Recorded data
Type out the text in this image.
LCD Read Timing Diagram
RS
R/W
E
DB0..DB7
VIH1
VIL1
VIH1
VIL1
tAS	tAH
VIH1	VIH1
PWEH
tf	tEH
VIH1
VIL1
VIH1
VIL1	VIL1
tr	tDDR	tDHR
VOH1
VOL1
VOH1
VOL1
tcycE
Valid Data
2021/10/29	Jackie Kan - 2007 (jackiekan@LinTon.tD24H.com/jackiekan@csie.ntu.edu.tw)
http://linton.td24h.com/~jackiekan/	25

- Set task: Write out the records above again, keeping each one identical to the original.

- Output for this task:
Type out the text in this image.
LCD Read Timing Diagram
RS
R/W
E
DB0..DB7
VIH1
VIL1
VIH1
VIL1
tAS	tAH
VIH1	VIH1
PWEH
tf	tEH
VIH1
VIL1
VIH1
VIL1	VIL1
tr	tDDR	tDHR
VOH1
VOL1
VOH1
VOL1
tcycE
Valid Data
2021/10/29	Jackie Kan - 2007 (jackiekan@LinTon.tD24H.com/jackiekan@csie.ntu.edu.tw)
http://linton.td24h.com/~jackiekan/	25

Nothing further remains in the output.